Stored records:
++++++
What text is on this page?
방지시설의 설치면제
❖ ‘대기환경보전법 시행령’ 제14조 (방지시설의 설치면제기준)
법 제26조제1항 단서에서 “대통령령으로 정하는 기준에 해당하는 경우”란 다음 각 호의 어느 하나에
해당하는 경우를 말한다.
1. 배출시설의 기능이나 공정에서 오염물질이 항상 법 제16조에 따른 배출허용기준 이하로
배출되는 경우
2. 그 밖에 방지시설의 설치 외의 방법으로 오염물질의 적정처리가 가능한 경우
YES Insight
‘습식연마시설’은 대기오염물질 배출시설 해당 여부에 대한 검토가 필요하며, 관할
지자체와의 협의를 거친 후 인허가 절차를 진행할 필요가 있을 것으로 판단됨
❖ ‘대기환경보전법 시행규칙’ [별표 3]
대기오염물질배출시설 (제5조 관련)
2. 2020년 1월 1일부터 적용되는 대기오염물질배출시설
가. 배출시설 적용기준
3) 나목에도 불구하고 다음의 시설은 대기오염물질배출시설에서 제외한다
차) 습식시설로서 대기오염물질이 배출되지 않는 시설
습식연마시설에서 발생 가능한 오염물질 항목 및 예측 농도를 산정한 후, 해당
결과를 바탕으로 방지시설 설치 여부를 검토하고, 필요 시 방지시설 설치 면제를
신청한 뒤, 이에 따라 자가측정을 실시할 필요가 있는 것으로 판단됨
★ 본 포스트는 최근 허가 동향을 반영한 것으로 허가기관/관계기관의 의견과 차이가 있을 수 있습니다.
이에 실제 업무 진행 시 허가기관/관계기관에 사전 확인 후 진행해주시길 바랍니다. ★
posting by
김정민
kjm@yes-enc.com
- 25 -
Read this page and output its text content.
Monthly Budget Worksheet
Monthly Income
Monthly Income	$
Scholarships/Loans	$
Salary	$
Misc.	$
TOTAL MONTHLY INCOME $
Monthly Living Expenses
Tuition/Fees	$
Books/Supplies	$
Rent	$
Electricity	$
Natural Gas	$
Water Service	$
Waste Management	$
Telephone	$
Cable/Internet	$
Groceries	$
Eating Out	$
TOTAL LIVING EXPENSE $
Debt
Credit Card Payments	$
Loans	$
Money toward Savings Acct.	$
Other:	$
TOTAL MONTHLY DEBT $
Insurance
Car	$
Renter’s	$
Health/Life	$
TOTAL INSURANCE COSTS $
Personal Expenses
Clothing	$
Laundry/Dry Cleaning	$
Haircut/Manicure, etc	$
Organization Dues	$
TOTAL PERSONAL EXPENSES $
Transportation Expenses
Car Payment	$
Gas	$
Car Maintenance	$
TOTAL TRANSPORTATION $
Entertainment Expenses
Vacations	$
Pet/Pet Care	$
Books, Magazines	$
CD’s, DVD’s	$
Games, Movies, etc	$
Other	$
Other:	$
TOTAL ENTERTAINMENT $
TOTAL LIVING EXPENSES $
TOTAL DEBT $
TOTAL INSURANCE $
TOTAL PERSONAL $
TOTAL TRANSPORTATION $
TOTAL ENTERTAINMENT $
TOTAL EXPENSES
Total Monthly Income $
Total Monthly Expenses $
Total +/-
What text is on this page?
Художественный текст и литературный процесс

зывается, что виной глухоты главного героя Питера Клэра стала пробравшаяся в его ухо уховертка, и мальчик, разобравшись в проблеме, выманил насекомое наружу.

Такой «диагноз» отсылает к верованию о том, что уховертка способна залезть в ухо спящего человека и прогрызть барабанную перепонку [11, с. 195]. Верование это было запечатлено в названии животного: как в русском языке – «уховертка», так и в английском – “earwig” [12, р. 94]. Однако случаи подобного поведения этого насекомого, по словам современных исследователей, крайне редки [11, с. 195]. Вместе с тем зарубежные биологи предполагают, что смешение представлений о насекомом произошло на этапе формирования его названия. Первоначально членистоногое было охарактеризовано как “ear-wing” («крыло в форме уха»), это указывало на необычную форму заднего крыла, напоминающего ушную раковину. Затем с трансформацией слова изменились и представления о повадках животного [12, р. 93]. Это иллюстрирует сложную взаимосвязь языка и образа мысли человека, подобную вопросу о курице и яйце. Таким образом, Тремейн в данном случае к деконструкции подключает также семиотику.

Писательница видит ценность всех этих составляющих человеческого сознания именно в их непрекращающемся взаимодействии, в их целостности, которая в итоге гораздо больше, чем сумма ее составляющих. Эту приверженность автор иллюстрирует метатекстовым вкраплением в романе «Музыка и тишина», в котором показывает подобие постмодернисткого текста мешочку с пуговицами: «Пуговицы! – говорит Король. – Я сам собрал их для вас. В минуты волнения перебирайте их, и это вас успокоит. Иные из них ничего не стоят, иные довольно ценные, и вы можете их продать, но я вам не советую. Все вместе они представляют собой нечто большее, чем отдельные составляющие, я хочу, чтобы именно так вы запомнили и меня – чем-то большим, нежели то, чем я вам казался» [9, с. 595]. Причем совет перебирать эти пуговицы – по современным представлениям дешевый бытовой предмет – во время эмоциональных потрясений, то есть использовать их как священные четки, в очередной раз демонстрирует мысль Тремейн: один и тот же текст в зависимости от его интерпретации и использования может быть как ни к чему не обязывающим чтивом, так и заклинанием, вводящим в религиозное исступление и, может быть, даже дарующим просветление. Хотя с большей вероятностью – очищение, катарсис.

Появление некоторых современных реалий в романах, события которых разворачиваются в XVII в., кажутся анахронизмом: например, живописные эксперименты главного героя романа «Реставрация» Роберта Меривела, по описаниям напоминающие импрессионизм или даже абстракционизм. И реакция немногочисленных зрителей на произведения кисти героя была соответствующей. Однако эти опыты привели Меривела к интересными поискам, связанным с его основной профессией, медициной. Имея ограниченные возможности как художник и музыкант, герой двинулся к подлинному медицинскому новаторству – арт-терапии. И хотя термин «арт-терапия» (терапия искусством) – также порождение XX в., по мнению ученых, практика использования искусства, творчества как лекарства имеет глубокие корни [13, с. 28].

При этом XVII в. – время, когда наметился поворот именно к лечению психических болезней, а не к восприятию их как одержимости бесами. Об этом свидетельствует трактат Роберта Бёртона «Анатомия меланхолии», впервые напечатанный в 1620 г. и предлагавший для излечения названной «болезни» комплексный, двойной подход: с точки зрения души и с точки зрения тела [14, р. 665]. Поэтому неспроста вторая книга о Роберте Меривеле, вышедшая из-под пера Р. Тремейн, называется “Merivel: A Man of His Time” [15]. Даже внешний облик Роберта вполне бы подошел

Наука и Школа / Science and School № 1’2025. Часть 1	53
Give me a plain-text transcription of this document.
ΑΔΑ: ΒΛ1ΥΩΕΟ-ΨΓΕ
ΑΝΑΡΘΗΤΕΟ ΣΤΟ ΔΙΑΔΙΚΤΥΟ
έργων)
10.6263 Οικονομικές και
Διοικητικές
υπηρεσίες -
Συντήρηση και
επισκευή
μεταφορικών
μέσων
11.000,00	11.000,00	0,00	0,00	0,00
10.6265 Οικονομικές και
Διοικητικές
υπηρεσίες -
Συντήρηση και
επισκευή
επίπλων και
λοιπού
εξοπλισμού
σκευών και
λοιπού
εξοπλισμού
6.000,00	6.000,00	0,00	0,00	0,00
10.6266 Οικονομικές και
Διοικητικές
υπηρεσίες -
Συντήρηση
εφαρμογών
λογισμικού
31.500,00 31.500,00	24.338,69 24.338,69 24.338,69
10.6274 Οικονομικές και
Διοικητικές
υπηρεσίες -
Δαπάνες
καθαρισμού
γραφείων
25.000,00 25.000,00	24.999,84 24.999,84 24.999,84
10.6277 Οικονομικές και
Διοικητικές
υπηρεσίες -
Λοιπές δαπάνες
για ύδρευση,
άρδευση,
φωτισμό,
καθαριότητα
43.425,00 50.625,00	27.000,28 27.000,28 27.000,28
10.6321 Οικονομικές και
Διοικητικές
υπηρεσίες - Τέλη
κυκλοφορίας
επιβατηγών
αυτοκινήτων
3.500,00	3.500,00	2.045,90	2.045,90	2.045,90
++++++
From the material, report only how many lines include the word "해당하는".

2